(Dataset records on visual material)
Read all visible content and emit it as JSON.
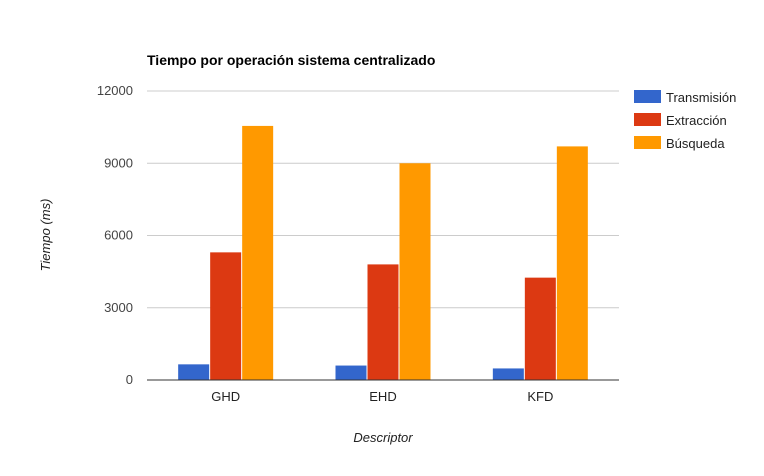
{
  "chart_data": {
    "type": "bar",
    "title": "Tiempo por operación sistema centralizado",
    "xlabel": "Descriptor",
    "ylabel": "Tiempo (ms)",
    "ylim": [
      0,
      12000
    ],
    "yticks": [
      0,
      3000,
      6000,
      9000,
      12000
    ],
    "grid": true,
    "legend_position": "right",
    "categories": [
      "GHD",
      "EHD",
      "KFD"
    ],
    "series": [
      {
        "name": "Transmisión",
        "color": "#3366cc",
        "values": [
          650,
          600,
          480
        ]
      },
      {
        "name": "Extracción",
        "color": "#dc3912",
        "values": [
          5300,
          4800,
          4250
        ]
      },
      {
        "name": "Búsqueda",
        "color": "#ff9900",
        "values": [
          10550,
          9000,
          9700
        ]
      }
    ]
  }
}
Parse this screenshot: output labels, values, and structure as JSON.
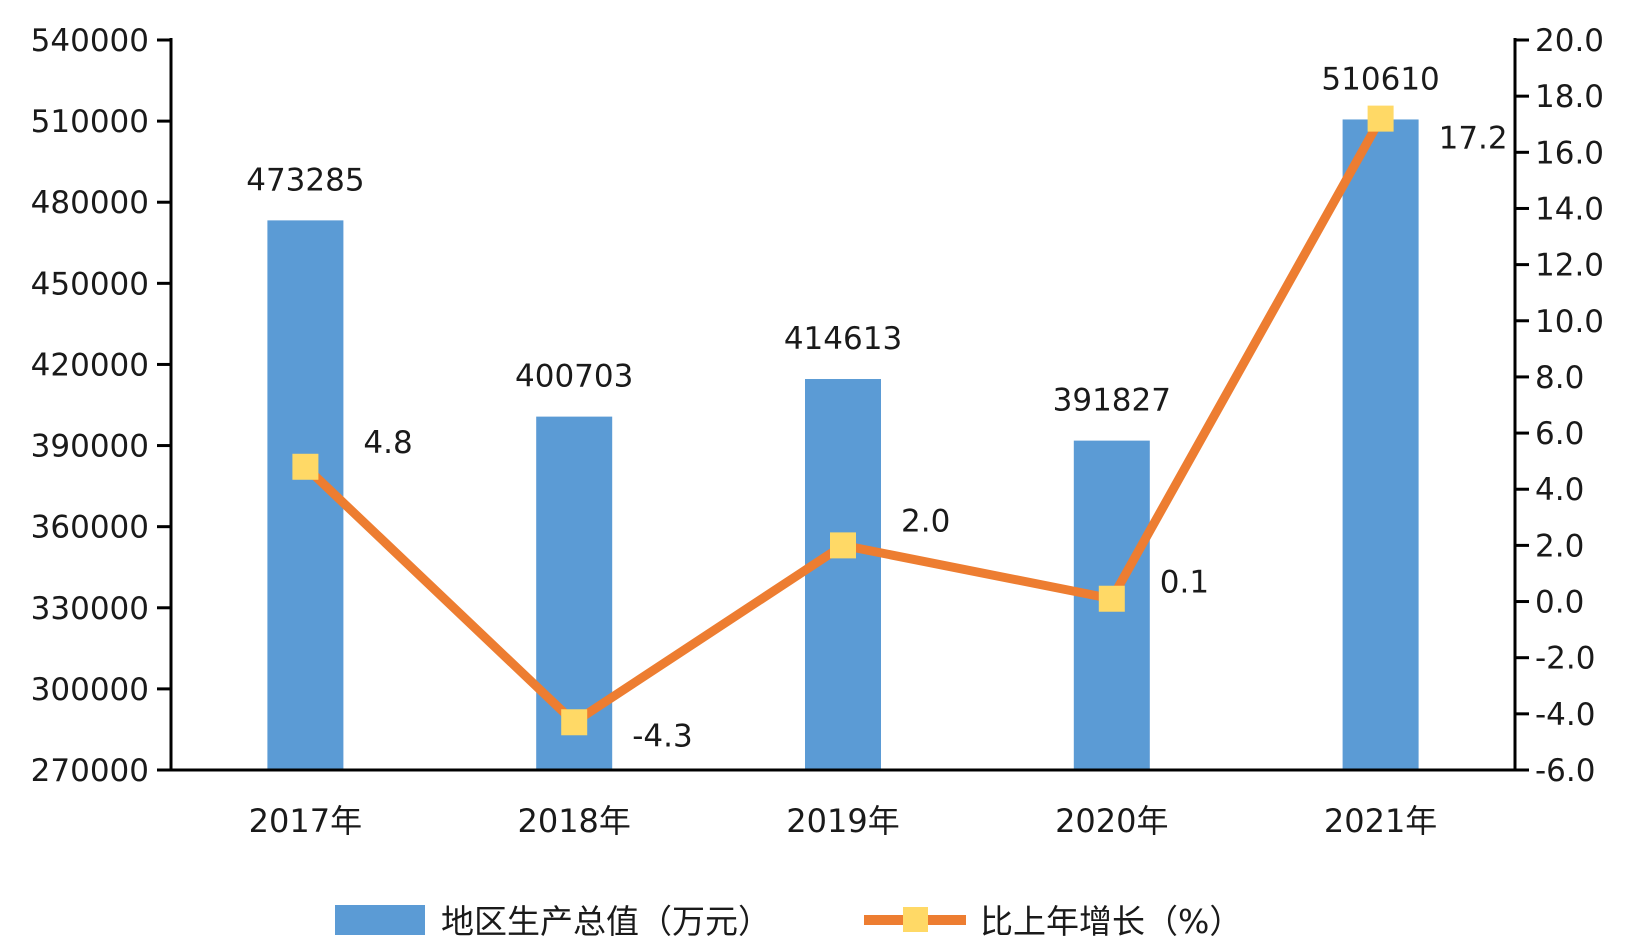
{
  "chart_data": {
    "type": "bar",
    "categories": [
      "2017年",
      "2018年",
      "2019年",
      "2020年",
      "2021年"
    ],
    "series": [
      {
        "name": "地区生产总值（万元）",
        "type": "bar",
        "axis": "left",
        "color": "#5b9bd5",
        "values": [
          473285,
          400703,
          414613,
          391827,
          510610
        ],
        "labels": [
          "473285",
          "400703",
          "414613",
          "391827",
          "510610"
        ]
      },
      {
        "name": "比上年增长（%）",
        "type": "line",
        "axis": "right",
        "color": "#ed7d31",
        "marker_color": "#ffd966",
        "values": [
          4.8,
          -4.3,
          2.0,
          0.1,
          17.2
        ],
        "labels": [
          "4.8",
          "-4.3",
          "2.0",
          "0.1",
          "17.2"
        ]
      }
    ],
    "y_left": {
      "min": 270000,
      "max": 540000,
      "ticks": [
        "540000",
        "510000",
        "480000",
        "450000",
        "420000",
        "390000",
        "360000",
        "330000",
        "300000",
        "270000"
      ]
    },
    "y_right": {
      "min": -6.0,
      "max": 20.0,
      "ticks": [
        "20.0",
        "18.0",
        "16.0",
        "14.0",
        "12.0",
        "10.0",
        "8.0",
        "6.0",
        "4.0",
        "2.0",
        "0.0",
        "-2.0",
        "-4.0",
        "-6.0"
      ]
    },
    "legend": "bottom",
    "grid": false
  }
}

**Problem:**
Copy out all lines where the word "JSON" appears.

**Response to the task:**
Read all visible content and emit it as JSON.
Parse this screenshot: output labels, values, and structure as JSON.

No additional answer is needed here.